*TASK REQUIREMENTS*. Write out every line of the material as it stands, apart from the pictures.

*MATERIAL TO PROCESS*.
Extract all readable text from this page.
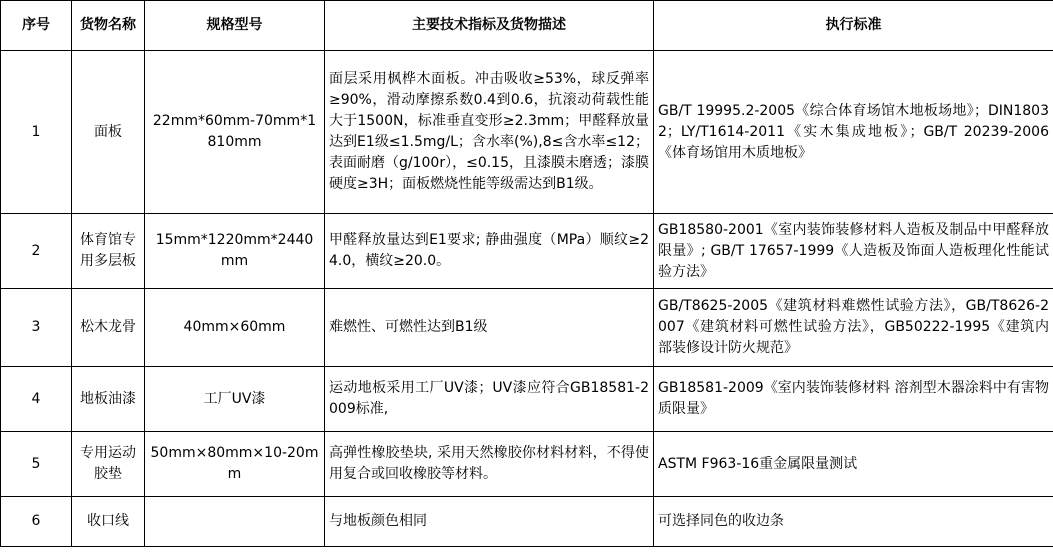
序号	货物名称	规格型号	主要技术指标及货物描述	执行标准
1	面板	22mm*60mm-70mm*1810mm	面层采用枫桦木面板。冲击吸收≥53%，球反弹率≥90%，滑动摩擦系数0.4到0.6，抗滚动荷载性能大于1500N，标准垂直变形≥2.3mm；甲醛释放量达到E1级≤1.5mg/L；含水率(%),8≤含水率≤12；表面耐磨（g/100r），≤0.15，且漆膜未磨透；漆膜硬度≥3H；面板燃烧性能等级需达到B1级。	GB/T 19995.2-2005《综合体育场馆木地板场地》；DIN18032；LY/T1614-2011《实木集成地板》；GB/T 20239-2006《体育场馆用木质地板》
2	体育馆专用多层板	15mm*1220mm*2440mm	甲醛释放量达到E1要求; 静曲强度（MPa）顺纹≥24.0，横纹≥20.0。	GB18580-2001《室内装饰装修材料人造板及制品中甲醛释放限量》; GB/T 17657-1999《人造板及饰面人造板理化性能试验方法》
3	松木龙骨	40mm×60mm	难燃性、可燃性达到B1级	GB/T8625-2005《建筑材料难燃性试验方法》，GB/T8626-2007《建筑材料可燃性试验方法》，GB50222-1995《建筑内部装修设计防火规范》
4	地板油漆	工厂UV漆	运动地板采用工厂UV漆；UV漆应符合GB18581-2009标准,	GB18581-2009《室内装饰装修材料 溶剂型木器涂料中有害物质限量》
5	专用运动胶垫	50mm×80mm×10-20mm	高弹性橡胶垫块, 采用天然橡胶你材料材料，不得使用复合或回收橡胶等材料。	ASTM F963-16重金属限量测试
6	收口线		与地板颜色相同	可选择同色的收边条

*EXERCISE SOLUTION*.
Extract all readable text from this page.
序号	货物名称	规格型号	主要技术指标及货物描述	执行标准
1	面板	22mm*60mm-70mm*1810mm	面层采用枫桦木面板。冲击吸收≥53%，球反弹率≥90%，滑动摩擦系数0.4到0.6，抗滚动荷载性能大于1500N，标准垂直变形≥2.3mm；甲醛释放量达到E1级≤1.5mg/L；含水率(%),8≤含水率≤12；表面耐磨（g/100r），≤0.15，且漆膜未磨透；漆膜硬度≥3H；面板燃烧性能等级需达到B1级。	GB/T 19995.2-2005《综合体育场馆木地板场地》；DIN18032；LY/T1614-2011《实木集成地板》；GB/T 20239-2006《体育场馆用木质地板》
2	体育馆专用多层板	15mm*1220mm*2440mm	甲醛释放量达到E1要求; 静曲强度（MPa）顺纹≥24.0，横纹≥20.0。	GB18580-2001《室内装饰装修材料人造板及制品中甲醛释放限量》; GB/T 17657-1999《人造板及饰面人造板理化性能试验方法》
3	松木龙骨	40mm×60mm	难燃性、可燃性达到B1级	GB/T8625-2005《建筑材料难燃性试验方法》，GB/T8626-2007《建筑材料可燃性试验方法》，GB50222-1995《建筑内部装修设计防火规范》
4	地板油漆	工厂UV漆	运动地板采用工厂UV漆；UV漆应符合GB18581-2009标准,	GB18581-2009《室内装饰装修材料 溶剂型木器涂料中有害物质限量》
5	专用运动胶垫	50mm×80mm×10-20mm	高弹性橡胶垫块, 采用天然橡胶你材料材料，不得使用复合或回收橡胶等材料。	ASTM F963-16重金属限量测试
6	收口线		与地板颜色相同	可选择同色的收边条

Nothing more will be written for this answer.